■ **Text provided**:

■ ■ ■ ■ ■

The construction sets released each year were developed around a different storyline (which were reflected in the four seasons of the webisodes). The printed clothing featured on the "main five" mini dolls changed with each storyline; storyline four featured an armored look with designs representing each Elemental Guardian.

- Storyline One focused on Emily Jones traveling to Elvendale, meeting the elves, and trying to get back home.
- Storyline Two was about saving dragons from the evil elf witch Ragana.
- Storyline Three was about Emily’s younger sister Sophie being captured by Cronan Darkroot, the Goblin King.
- Storyline Four was about rescuing the Elemental Guardians from the dark elf Noctura.

■ ■ ■ ■ ■

■ **What you should do**:
List every character mentioned by personal name in the storyline passage. The material that follows has no connection to the storyline passage.

Stored items from a collection:
■ ■ ■ ■ ■

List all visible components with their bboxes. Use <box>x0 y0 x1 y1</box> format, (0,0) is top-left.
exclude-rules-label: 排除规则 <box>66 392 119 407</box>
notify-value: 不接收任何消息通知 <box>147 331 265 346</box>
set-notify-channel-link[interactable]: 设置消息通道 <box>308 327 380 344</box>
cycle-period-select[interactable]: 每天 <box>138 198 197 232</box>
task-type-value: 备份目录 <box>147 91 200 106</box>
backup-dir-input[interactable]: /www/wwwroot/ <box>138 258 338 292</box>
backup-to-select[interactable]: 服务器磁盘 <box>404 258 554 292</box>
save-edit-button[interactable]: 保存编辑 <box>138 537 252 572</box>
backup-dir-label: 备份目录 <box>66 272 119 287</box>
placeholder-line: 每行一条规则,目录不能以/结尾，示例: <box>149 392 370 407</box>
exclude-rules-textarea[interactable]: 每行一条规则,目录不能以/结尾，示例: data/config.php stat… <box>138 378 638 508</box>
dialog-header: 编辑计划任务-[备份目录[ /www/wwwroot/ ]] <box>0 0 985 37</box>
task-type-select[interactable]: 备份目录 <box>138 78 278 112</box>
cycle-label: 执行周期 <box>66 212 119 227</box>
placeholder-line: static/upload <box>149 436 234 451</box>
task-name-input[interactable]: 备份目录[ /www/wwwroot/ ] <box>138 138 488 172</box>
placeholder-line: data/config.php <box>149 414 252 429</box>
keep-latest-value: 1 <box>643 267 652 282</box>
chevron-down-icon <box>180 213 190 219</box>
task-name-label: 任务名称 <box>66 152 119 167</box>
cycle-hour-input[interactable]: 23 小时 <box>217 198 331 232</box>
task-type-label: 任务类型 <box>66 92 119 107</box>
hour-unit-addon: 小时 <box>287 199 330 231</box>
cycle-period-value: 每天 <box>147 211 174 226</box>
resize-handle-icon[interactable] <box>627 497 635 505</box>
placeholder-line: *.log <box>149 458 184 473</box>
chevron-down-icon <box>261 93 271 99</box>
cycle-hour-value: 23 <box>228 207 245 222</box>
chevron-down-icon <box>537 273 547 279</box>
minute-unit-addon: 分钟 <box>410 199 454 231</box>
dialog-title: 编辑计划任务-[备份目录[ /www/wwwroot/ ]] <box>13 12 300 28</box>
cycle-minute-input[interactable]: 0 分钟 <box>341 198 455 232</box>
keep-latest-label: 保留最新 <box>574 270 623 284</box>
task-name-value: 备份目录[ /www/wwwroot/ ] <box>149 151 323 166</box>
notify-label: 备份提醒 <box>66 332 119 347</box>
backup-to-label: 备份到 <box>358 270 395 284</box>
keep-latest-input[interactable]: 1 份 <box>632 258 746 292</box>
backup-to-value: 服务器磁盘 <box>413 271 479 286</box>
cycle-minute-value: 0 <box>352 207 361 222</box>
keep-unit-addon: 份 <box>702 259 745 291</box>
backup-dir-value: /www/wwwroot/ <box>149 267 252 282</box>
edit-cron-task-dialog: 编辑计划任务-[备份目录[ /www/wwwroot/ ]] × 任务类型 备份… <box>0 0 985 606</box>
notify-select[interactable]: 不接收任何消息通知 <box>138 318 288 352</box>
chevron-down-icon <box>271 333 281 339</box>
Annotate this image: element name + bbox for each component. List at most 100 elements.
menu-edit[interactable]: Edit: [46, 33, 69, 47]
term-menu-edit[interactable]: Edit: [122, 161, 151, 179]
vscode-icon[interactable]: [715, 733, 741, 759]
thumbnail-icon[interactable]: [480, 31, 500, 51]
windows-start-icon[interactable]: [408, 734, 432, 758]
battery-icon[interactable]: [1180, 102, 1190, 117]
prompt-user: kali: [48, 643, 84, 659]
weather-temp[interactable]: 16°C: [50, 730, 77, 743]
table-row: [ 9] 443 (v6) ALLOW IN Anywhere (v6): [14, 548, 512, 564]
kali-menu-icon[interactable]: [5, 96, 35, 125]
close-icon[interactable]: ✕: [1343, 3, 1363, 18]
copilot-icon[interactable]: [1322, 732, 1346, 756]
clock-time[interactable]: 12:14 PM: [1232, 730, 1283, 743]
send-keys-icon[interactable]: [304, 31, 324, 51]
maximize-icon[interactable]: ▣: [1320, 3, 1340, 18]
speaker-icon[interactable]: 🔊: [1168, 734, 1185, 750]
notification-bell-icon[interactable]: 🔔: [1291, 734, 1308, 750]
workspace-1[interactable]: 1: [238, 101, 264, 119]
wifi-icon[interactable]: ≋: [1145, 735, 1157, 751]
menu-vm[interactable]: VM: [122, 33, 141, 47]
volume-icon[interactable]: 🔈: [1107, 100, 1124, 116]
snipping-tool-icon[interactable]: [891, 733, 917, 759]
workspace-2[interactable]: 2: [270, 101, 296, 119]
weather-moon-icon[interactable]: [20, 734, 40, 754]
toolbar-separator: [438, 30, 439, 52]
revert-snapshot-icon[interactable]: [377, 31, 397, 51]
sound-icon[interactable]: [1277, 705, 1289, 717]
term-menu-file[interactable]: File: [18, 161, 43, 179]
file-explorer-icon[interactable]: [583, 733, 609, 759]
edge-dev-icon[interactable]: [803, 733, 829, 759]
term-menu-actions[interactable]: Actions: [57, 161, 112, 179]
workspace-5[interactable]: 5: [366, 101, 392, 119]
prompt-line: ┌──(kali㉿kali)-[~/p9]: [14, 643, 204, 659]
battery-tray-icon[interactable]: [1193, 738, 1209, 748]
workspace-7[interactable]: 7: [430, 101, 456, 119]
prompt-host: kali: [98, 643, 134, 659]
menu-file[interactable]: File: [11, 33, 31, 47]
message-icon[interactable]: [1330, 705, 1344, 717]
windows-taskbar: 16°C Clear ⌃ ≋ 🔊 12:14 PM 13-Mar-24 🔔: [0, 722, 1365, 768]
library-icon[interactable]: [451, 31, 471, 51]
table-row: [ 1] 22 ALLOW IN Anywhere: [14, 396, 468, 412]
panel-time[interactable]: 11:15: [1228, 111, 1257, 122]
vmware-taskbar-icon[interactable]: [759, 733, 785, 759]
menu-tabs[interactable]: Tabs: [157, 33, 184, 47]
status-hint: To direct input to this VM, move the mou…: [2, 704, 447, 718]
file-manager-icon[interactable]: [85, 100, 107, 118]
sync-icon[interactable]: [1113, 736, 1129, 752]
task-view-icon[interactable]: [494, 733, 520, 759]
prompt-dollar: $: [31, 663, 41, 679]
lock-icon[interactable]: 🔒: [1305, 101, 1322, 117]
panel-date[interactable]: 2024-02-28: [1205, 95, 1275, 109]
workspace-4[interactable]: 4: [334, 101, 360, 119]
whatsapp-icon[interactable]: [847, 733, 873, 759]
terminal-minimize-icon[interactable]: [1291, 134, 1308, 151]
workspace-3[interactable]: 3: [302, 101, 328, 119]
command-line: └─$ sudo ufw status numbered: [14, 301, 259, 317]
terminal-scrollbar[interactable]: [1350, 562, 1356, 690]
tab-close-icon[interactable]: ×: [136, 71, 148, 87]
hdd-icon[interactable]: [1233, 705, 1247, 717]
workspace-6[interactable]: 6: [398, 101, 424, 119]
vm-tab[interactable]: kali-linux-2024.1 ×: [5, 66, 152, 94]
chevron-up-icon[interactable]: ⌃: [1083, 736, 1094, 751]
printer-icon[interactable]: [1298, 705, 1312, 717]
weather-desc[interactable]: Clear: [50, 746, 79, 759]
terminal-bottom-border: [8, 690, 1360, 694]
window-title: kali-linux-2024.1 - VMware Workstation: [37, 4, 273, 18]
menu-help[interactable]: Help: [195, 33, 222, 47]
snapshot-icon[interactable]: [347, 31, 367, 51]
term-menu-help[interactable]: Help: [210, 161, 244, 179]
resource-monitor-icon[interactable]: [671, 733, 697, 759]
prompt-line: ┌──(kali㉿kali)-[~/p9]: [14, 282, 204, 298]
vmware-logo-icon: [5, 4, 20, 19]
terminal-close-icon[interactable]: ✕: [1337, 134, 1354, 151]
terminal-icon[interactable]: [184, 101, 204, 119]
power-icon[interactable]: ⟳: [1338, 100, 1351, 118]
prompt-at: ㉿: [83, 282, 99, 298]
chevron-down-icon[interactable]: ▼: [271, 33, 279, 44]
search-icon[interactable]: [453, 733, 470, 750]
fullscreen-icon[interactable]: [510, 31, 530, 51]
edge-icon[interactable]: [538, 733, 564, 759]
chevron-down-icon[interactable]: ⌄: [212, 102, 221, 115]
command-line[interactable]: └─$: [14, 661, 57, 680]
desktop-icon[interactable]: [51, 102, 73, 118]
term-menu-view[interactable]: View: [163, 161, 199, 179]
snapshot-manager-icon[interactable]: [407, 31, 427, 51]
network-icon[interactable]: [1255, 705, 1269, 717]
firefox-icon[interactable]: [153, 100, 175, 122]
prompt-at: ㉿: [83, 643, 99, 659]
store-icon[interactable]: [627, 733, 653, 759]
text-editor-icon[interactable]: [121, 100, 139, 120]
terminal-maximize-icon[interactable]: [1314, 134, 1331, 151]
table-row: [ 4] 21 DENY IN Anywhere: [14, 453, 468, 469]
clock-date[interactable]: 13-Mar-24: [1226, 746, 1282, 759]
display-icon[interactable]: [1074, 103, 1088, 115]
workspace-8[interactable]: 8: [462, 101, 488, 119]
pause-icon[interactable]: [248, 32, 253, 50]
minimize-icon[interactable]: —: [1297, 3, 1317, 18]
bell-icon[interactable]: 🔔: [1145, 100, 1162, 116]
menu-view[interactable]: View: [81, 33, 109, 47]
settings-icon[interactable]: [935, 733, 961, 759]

■ ■ ■ ■ ■

■ **Task response**:
Emily Jones, Ragana, Sophie, Cronan Darkroot, Noctura